:: Objective a ::
Reproduce the entries verbatim, from their first line through the line containing "cell-housework: 良: [466, 557, 538, 603]", with both of those lines included.

:: Text provided ::
--- begin ---
Meadows, Tlaib hug after fight over race in Cohen hearing

Associated Press
Rep. Rashida Tlaib

Washington — Two lawmakers who clashed bitterly over race have hugged it out on the House floor.

Republican Rep. Mark Meadows of North Carolina and Democrat Rashida Tlaib of Detroit embraced and chatted for almost a minute Thursday.

"Congressman Mark Meadows came up to me and said that I had been gracious in our exchange yesterday, and we had a conversation about what transpired," Tlaib said in a statement.

"I appreciate his action on the House floor today and look forward to working with all of my colleagues to ensure we are working on behalf of all of our constituents."

It was a striking sight after the pair fought during Michael Cohen’s hearing a day earlier.

There, Meadows tried to rebut the charge by Cohen, President Donald Trump's former lawyer, that Trump is a racist. Behind Meadows stood a longtime Trump family friend and employee, Lynne Patton, who is black. Meadows said Patton would not work for anyone racist.

Rep. Mark Meadows, R-N.C., leads objections to testimony by Michael Cohen.

Tlaib suggested Meadows’ use of Patton as a “prop” was itself racist, but later said she was not accusing Meadows of being a racist.

On Thursday, Meadows approached Tlaib on the House floor and offered a hand. She stood, put a hand over her heart as she spoke to him, and then threw an arm around his shoulders as the two embraced.

“She said she didn’t mean it yesterday, so there was no need to apologize,” Meadows said afterward on Thursday.

The upheaval came at the end of a day-long hearing in which Cohen testified that, among other things, Trump said black people are “too stupid” to vote for him.

Meadows, one of Trump’s staunchest supporters in Congress, said he’s never heard the president say anything racist.

At one point, Patton, who now works at the U.S. Department of Housing and Urban Development, stood behind him. Meadows said she would not work for anyone racist.
--- end ---
:: Material provided ::
--- begin ---
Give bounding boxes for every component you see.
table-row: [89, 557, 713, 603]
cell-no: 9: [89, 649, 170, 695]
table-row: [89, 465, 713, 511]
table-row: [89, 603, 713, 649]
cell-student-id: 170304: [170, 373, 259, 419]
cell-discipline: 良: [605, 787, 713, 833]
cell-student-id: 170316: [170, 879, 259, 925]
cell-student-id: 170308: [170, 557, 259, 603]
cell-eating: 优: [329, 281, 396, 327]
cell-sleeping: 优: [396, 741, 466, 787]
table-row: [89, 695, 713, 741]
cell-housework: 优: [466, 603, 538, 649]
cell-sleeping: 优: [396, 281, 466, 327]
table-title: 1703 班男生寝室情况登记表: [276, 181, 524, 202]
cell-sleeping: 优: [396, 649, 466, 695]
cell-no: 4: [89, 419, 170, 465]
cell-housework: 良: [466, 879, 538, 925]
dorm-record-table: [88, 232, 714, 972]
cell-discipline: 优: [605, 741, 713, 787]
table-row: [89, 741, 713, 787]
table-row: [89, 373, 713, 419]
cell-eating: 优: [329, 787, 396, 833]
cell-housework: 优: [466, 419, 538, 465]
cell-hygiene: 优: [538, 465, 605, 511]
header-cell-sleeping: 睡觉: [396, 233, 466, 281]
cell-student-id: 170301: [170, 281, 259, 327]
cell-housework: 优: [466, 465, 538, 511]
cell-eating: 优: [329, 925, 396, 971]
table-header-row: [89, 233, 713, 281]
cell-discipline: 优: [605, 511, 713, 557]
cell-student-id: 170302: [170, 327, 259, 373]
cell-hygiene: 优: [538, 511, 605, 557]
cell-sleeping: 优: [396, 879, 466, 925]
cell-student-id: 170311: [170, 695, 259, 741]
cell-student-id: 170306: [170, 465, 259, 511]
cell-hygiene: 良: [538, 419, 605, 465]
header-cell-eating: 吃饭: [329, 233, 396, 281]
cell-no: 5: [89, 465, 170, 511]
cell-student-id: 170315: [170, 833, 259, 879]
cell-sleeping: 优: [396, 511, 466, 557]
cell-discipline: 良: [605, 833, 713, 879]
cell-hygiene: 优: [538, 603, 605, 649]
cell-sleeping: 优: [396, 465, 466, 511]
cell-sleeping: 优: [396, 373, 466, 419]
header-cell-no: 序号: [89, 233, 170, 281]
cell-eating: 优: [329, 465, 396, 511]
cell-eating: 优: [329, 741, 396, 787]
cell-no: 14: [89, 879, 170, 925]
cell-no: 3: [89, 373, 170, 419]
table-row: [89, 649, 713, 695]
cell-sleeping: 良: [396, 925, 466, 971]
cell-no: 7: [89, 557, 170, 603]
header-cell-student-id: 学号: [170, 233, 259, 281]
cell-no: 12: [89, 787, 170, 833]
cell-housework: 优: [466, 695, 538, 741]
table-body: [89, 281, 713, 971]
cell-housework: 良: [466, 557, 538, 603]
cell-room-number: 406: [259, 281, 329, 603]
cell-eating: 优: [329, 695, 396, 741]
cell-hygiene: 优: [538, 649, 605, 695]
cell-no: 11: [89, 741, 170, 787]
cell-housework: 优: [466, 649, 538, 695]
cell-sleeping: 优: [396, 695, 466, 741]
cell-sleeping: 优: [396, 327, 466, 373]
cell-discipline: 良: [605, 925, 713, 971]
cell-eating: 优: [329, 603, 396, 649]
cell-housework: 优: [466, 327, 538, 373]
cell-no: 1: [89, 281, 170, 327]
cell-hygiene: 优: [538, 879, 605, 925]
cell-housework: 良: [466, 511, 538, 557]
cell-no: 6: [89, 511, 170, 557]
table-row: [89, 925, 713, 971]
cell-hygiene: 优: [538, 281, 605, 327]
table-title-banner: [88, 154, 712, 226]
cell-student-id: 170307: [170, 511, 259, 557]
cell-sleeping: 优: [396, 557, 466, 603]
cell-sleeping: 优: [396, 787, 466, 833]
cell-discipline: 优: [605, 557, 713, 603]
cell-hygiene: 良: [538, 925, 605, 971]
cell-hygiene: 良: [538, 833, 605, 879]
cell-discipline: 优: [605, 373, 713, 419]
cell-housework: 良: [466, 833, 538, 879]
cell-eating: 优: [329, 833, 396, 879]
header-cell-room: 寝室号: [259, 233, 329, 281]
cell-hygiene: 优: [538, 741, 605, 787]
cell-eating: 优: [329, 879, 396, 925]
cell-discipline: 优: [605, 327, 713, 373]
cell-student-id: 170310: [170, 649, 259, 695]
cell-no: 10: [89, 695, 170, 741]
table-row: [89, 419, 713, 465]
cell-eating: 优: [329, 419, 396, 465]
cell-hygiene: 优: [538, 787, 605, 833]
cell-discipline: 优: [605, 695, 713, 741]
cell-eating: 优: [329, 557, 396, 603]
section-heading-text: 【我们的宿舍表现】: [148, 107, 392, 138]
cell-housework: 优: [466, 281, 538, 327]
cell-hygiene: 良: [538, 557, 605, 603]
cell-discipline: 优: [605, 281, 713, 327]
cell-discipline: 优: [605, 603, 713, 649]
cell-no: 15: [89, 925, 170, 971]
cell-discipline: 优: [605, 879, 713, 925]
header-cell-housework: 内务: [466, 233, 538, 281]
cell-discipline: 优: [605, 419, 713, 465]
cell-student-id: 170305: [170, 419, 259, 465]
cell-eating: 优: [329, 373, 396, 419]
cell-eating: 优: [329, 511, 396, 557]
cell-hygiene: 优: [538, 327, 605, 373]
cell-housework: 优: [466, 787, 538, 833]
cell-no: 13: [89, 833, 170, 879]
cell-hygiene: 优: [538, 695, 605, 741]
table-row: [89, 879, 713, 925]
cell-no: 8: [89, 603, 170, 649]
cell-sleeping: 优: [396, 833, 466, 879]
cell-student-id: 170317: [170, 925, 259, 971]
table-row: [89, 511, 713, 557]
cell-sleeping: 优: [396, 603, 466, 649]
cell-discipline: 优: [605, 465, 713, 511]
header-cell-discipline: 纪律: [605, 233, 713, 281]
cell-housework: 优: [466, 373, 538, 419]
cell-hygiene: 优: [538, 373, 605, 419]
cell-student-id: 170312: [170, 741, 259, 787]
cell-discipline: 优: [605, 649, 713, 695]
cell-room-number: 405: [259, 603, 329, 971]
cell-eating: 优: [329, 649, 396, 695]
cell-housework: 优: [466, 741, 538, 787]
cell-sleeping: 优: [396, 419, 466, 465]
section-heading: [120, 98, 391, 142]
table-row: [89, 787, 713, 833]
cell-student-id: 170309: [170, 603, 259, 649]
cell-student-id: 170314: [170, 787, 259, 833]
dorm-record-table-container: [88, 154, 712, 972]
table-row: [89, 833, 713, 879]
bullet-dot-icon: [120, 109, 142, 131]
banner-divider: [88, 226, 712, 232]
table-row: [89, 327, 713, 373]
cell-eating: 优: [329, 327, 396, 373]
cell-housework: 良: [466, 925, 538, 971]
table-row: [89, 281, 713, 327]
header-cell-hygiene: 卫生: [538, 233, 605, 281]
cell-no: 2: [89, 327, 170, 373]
--- end ---
:: Objective b ::
In the article on the Meadows–Tlaib hug, what was Meadows seeking to rebut when he referred to Lynne Patton, and on what basis did he offer her as evidence?

:: Correct result a ::
Give bounding boxes for every component you see.
table-row: [89, 557, 713, 603]
cell-no: 9: [89, 649, 170, 695]
table-row: [89, 465, 713, 511]
table-row: [89, 603, 713, 649]
cell-student-id: 170304: [170, 373, 259, 419]
cell-discipline: 良: [605, 787, 713, 833]
cell-student-id: 170316: [170, 879, 259, 925]
cell-student-id: 170308: [170, 557, 259, 603]
cell-eating: 优: [329, 281, 396, 327]
cell-sleeping: 优: [396, 741, 466, 787]
table-row: [89, 695, 713, 741]
cell-housework: 优: [466, 603, 538, 649]
cell-sleeping: 优: [396, 281, 466, 327]
table-title: 1703 班男生寝室情况登记表: [276, 181, 524, 202]
cell-sleeping: 优: [396, 649, 466, 695]
cell-no: 4: [89, 419, 170, 465]
cell-housework: 良: [466, 879, 538, 925]
dorm-record-table: [88, 232, 714, 972]
cell-discipline: 优: [605, 741, 713, 787]
table-row: [89, 741, 713, 787]
table-row: [89, 373, 713, 419]
cell-eating: 优: [329, 787, 396, 833]
cell-housework: 优: [466, 419, 538, 465]
cell-hygiene: 优: [538, 465, 605, 511]
header-cell-sleeping: 睡觉: [396, 233, 466, 281]
cell-student-id: 170301: [170, 281, 259, 327]
cell-housework: 优: [466, 465, 538, 511]
cell-eating: 优: [329, 925, 396, 971]
table-header-row: [89, 233, 713, 281]
cell-discipline: 优: [605, 511, 713, 557]
cell-student-id: 170302: [170, 327, 259, 373]
cell-hygiene: 优: [538, 511, 605, 557]
cell-sleeping: 优: [396, 879, 466, 925]
cell-student-id: 170311: [170, 695, 259, 741]
cell-student-id: 170306: [170, 465, 259, 511]
cell-hygiene: 良: [538, 419, 605, 465]
header-cell-eating: 吃饭: [329, 233, 396, 281]
cell-no: 5: [89, 465, 170, 511]
cell-student-id: 170315: [170, 833, 259, 879]
cell-sleeping: 优: [396, 511, 466, 557]
cell-discipline: 良: [605, 833, 713, 879]
cell-hygiene: 优: [538, 603, 605, 649]
cell-sleeping: 优: [396, 465, 466, 511]
cell-sleeping: 优: [396, 373, 466, 419]
header-cell-no: 序号: [89, 233, 170, 281]
cell-eating: 优: [329, 465, 396, 511]
cell-eating: 优: [329, 741, 396, 787]
cell-no: 14: [89, 879, 170, 925]
cell-no: 3: [89, 373, 170, 419]
table-row: [89, 649, 713, 695]
cell-sleeping: 良: [396, 925, 466, 971]
cell-no: 7: [89, 557, 170, 603]
header-cell-student-id: 学号: [170, 233, 259, 281]
cell-no: 12: [89, 787, 170, 833]
cell-housework: 优: [466, 695, 538, 741]
table-body: [89, 281, 713, 971]
cell-housework: 良: [466, 557, 538, 603]

:: Correct result b ::
Meadows was seeking to rebut Michael Cohen's charge that President Trump is a racist. He pointed to Patton, a longtime Trump family friend and employee who is black and who stood behind him, and said she would not work for anyone racist.